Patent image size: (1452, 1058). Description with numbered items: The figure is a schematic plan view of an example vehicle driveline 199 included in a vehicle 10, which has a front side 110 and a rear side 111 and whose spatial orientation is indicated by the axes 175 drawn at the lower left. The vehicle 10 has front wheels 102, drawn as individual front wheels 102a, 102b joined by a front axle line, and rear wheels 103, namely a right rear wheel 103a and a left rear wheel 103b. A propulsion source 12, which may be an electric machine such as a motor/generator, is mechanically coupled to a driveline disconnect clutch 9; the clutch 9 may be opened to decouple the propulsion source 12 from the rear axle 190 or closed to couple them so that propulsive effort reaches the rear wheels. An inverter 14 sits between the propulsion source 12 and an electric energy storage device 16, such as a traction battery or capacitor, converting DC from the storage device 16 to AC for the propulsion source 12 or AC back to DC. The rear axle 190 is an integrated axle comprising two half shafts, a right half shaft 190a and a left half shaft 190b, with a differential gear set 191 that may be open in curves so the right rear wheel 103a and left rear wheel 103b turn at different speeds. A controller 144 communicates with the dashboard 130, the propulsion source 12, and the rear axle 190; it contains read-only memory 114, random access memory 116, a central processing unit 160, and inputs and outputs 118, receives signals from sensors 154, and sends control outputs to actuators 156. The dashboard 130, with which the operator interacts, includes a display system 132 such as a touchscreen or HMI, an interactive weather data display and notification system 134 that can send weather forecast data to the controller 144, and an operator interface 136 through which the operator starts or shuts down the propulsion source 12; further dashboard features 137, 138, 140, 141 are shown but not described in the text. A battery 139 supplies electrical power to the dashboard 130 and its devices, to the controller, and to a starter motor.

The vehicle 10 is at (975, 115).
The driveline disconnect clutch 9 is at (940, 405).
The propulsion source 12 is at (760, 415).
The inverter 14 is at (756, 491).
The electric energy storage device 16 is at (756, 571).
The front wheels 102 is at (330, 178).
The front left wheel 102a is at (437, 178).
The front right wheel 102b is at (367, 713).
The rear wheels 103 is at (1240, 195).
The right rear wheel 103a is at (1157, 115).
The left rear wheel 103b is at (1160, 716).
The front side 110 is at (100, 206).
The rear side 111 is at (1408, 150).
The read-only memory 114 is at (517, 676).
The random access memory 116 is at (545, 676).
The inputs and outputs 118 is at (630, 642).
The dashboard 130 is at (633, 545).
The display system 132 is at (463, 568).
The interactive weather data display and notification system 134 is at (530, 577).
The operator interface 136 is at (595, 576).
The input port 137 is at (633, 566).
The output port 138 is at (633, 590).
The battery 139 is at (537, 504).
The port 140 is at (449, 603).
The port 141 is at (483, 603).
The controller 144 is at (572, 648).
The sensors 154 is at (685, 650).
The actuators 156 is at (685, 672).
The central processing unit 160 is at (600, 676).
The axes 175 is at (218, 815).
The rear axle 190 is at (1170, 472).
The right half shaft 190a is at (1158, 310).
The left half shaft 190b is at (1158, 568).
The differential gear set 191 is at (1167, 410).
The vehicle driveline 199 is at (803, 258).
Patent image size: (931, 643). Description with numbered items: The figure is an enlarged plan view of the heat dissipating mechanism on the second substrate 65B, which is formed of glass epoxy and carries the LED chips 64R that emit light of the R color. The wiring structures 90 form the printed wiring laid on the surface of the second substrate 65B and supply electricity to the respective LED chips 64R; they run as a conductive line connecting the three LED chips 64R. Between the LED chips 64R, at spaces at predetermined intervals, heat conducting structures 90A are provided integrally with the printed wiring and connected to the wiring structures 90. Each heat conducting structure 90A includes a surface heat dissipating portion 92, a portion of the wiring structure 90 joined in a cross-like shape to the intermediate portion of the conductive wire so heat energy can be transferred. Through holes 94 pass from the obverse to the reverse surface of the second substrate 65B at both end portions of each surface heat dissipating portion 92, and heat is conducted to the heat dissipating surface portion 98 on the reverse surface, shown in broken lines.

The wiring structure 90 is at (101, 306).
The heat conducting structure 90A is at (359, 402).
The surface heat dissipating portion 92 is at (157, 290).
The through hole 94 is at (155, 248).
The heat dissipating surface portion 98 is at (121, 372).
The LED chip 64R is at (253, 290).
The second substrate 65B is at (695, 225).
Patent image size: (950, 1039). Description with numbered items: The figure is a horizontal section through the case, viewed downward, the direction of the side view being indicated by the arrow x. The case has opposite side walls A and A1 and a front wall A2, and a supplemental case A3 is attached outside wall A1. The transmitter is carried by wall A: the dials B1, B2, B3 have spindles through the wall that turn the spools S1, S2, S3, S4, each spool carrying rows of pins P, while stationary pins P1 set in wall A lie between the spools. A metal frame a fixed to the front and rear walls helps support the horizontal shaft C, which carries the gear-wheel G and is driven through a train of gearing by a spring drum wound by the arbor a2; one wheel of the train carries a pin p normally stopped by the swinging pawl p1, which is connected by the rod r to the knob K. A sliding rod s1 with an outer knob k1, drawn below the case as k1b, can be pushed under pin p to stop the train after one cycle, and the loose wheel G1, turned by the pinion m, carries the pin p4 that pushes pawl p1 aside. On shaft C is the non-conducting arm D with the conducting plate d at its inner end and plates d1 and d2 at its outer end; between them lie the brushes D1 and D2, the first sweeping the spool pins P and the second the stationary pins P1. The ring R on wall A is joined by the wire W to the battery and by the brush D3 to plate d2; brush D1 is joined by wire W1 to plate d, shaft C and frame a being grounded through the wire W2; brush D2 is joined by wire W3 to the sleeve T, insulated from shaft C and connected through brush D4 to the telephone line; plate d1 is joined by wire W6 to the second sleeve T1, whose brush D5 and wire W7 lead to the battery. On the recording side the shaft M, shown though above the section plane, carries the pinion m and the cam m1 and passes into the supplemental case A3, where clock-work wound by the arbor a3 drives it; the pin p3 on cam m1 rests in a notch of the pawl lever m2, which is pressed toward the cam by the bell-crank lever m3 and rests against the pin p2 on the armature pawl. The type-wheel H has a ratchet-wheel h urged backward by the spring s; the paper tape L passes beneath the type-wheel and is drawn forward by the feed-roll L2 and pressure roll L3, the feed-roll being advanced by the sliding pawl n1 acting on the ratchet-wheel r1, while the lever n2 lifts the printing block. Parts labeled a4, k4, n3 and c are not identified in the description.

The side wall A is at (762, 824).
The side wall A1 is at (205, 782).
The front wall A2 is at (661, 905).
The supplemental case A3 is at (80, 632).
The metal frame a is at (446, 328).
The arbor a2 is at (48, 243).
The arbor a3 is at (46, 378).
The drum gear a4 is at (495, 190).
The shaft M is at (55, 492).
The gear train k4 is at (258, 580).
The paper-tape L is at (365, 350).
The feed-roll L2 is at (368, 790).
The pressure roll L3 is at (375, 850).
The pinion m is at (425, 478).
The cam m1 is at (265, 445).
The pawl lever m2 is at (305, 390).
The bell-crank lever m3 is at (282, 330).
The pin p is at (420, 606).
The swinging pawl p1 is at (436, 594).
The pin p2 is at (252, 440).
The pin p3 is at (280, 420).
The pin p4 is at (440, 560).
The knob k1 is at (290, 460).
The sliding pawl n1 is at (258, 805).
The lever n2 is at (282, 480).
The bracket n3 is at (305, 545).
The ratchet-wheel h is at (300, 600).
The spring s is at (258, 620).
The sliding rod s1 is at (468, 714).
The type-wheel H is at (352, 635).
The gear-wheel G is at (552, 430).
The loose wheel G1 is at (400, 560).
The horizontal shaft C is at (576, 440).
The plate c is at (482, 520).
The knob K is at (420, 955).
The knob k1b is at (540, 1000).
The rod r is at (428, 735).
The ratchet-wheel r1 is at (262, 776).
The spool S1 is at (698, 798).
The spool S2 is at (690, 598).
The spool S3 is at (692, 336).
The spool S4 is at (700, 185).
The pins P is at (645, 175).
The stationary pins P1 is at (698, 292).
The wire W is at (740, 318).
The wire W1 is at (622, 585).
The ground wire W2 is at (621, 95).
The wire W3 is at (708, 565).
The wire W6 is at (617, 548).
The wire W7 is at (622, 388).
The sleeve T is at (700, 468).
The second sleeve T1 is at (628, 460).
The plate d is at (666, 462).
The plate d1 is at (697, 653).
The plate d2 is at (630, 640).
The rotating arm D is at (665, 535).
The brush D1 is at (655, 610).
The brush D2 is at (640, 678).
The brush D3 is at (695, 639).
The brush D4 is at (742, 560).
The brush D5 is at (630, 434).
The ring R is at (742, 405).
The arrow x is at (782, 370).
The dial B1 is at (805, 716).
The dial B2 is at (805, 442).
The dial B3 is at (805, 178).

============================================================

Arrange the lines above, from the line containing "Patent image size: (931, 643)." through the line containing "The second substrate 65B is at (695, 225).", inclusive, as a JSON list of strings with one string per line, leaving out blank lines.

### SOLUTION TO THIS EXERCISE
[
  "Patent image size: (931, 643). Description with numbered items: The figure is an enlarged plan view of the heat dissipating mechanism on the second substrate 65B, which is formed of glass epoxy and carries the LED chips 64R that emit light of the R color. The wiring structures 90 form the printed wiring laid on the surface of the second substrate 65B and supply electricity to the respective LED chips 64R; they run as a conductive line connecting the three LED chips 64R. Between the LED chips 64R, at spaces at predetermined intervals, heat conducting structures 90A are provided integrally with the printed wiring and connected to the wiring structures 90. Each heat conducting structure 90A includes a surface heat dissipating portion 92, a portion of the wiring structure 90 joined in a cross-like shape to the intermediate portion of the conductive wire so heat energy can be transferred. Through holes 94 pass from the obverse to the reverse surface of the second substrate 65B at both end portions of each surface heat dissipating portion 92, and heat is conducted to the heat dissipating surface portion 98 on the reverse surface, shown in broken lines.",
  "The wiring structure 90 is at (101, 306).",
  "The heat conducting structure 90A is at (359, 402).",
  "The surface heat dissipating portion 92 is at (157, 290).",
  "The through hole 94 is at (155, 248).",
  "The heat dissipating surface portion 98 is at (121, 372).",
  "The LED chip 64R is at (253, 290).",
  "The second substrate 65B is at (695, 225)."
]